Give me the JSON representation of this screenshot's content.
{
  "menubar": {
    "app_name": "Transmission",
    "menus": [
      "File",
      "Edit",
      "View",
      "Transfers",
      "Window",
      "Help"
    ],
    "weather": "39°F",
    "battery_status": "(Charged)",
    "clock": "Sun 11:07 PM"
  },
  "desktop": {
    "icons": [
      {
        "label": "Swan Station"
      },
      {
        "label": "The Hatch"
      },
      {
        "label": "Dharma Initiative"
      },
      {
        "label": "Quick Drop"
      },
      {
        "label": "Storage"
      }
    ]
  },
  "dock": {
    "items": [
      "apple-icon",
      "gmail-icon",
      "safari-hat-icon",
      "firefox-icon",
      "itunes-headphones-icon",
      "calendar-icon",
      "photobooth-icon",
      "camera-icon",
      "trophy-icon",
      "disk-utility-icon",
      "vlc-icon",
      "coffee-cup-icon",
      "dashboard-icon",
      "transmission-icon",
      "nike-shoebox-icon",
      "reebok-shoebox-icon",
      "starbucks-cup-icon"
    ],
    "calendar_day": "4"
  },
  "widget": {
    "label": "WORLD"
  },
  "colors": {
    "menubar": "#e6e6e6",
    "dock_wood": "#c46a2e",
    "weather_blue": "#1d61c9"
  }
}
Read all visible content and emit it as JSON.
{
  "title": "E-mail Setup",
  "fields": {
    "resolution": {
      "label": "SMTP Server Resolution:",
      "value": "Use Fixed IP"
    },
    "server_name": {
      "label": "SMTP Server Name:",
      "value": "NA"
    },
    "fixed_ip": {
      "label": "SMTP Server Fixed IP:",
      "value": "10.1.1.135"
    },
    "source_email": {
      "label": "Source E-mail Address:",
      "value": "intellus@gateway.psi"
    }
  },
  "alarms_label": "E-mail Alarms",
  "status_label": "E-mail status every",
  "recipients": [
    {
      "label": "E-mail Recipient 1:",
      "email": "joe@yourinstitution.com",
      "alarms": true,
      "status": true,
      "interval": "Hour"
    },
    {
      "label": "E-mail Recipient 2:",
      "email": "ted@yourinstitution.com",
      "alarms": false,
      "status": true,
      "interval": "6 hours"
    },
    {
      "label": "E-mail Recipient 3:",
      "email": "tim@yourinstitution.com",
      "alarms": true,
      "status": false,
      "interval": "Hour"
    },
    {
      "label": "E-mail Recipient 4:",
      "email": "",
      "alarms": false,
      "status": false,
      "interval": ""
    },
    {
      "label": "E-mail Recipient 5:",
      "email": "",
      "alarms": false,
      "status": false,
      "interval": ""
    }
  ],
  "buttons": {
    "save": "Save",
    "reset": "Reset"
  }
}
——
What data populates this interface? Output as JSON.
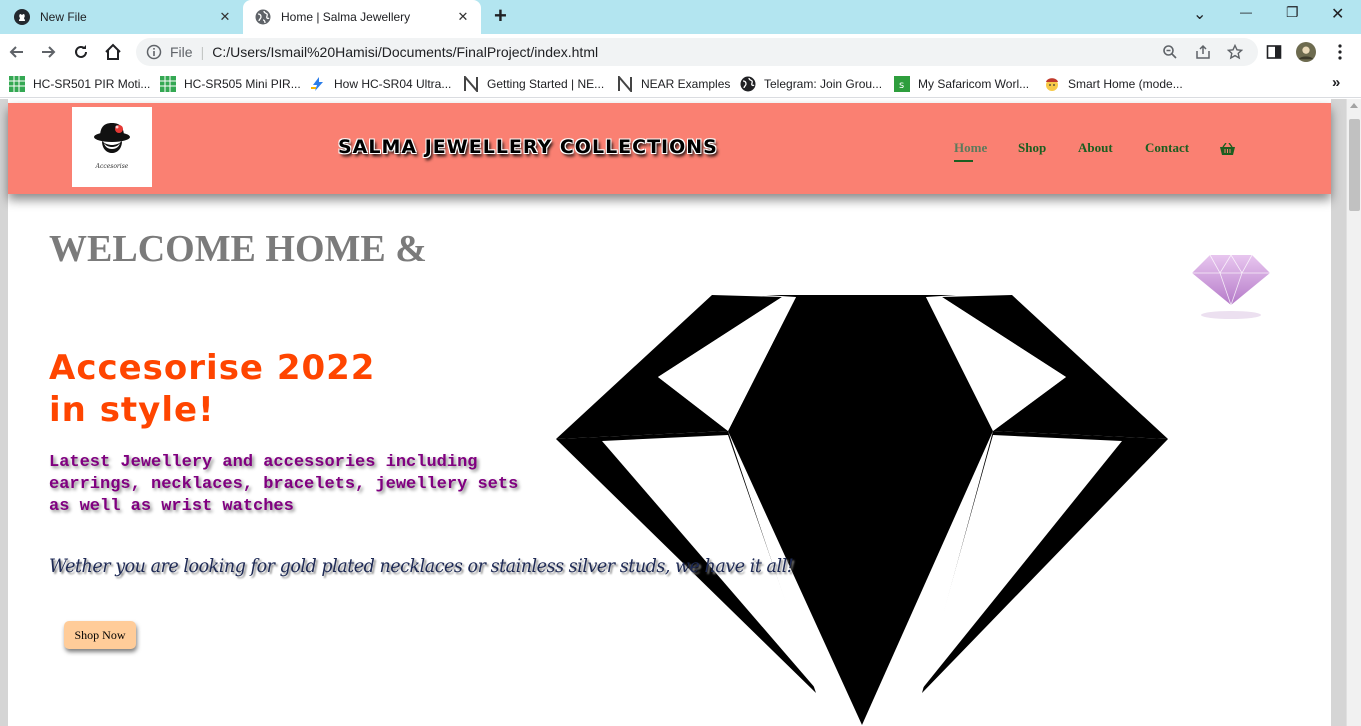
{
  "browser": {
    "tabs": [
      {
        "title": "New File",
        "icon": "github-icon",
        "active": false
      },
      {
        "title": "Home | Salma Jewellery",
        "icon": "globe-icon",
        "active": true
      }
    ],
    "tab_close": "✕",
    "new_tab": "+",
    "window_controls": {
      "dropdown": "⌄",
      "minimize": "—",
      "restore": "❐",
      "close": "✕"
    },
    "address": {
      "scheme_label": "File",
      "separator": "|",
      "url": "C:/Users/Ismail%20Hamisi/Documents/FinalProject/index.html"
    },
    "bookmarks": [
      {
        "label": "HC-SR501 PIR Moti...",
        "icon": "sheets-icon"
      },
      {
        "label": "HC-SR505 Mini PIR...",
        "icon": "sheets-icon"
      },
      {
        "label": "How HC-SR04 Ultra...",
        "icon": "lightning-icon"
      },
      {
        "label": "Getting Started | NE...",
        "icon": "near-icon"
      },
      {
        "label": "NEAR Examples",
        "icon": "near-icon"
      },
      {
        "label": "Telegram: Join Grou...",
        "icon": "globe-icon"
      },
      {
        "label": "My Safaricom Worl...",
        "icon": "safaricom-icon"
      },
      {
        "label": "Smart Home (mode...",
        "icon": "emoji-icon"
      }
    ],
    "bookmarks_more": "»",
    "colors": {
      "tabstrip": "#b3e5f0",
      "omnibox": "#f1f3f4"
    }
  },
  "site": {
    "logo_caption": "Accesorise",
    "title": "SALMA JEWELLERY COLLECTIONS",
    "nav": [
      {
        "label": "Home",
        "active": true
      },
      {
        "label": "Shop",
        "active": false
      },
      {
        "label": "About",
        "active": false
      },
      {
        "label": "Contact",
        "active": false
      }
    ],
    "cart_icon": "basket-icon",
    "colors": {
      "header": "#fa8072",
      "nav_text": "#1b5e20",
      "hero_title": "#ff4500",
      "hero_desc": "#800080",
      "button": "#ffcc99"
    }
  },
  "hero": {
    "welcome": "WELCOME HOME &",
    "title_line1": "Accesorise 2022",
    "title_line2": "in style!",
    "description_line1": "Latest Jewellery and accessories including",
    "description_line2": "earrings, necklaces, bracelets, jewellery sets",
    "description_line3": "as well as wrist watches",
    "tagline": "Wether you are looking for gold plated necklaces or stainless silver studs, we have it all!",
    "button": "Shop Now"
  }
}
——
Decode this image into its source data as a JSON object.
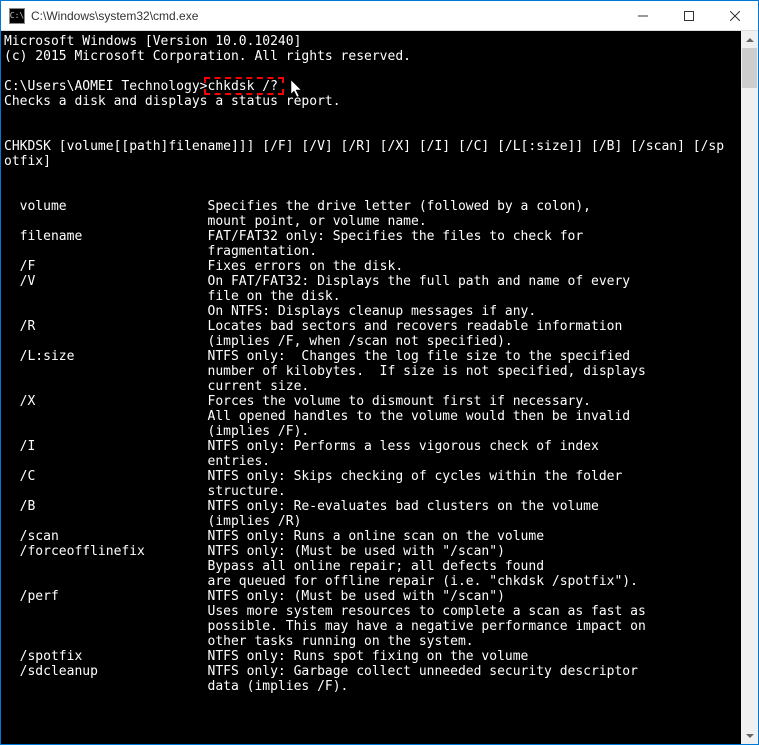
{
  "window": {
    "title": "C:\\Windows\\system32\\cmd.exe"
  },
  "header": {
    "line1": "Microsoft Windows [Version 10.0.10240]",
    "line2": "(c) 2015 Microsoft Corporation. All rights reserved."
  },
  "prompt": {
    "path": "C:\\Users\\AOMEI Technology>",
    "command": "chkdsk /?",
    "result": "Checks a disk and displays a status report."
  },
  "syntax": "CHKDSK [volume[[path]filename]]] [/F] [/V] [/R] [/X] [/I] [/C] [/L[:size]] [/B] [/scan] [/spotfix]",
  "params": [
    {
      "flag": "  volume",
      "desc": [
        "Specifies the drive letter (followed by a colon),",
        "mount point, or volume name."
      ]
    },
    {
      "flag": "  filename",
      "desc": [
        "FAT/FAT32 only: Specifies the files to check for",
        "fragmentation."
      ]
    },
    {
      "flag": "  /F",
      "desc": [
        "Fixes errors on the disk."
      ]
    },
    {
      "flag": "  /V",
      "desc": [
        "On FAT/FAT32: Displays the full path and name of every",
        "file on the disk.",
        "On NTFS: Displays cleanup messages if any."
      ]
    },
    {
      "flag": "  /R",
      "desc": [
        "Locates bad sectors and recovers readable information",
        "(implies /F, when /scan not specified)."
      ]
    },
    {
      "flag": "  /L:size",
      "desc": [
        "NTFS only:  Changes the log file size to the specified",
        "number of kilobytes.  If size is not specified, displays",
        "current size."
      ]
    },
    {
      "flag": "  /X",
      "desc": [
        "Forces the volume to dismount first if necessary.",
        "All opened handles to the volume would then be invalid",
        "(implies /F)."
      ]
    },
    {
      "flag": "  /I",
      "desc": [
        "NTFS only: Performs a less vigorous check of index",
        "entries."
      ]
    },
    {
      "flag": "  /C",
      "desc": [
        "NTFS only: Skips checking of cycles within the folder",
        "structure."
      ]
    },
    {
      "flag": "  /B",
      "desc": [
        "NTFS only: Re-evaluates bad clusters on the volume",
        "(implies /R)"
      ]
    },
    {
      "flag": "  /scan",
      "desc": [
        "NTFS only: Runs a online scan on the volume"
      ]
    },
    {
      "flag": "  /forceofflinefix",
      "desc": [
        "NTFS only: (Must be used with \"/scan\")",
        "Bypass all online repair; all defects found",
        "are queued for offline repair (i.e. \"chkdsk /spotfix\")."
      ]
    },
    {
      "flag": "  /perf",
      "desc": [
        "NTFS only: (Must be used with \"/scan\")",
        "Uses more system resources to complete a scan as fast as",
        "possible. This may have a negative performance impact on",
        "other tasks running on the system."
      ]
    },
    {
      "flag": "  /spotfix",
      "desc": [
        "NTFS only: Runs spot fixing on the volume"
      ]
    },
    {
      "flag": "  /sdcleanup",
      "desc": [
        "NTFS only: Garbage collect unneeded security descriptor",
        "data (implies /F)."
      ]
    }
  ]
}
——
■ What you need to do
Using the listing above, gather each line that holds the string "every" and copy it.

■ Solution to this task
  "status_label": "E-mail status every",
        "On FAT/FAT32: Displays the full path and name of every",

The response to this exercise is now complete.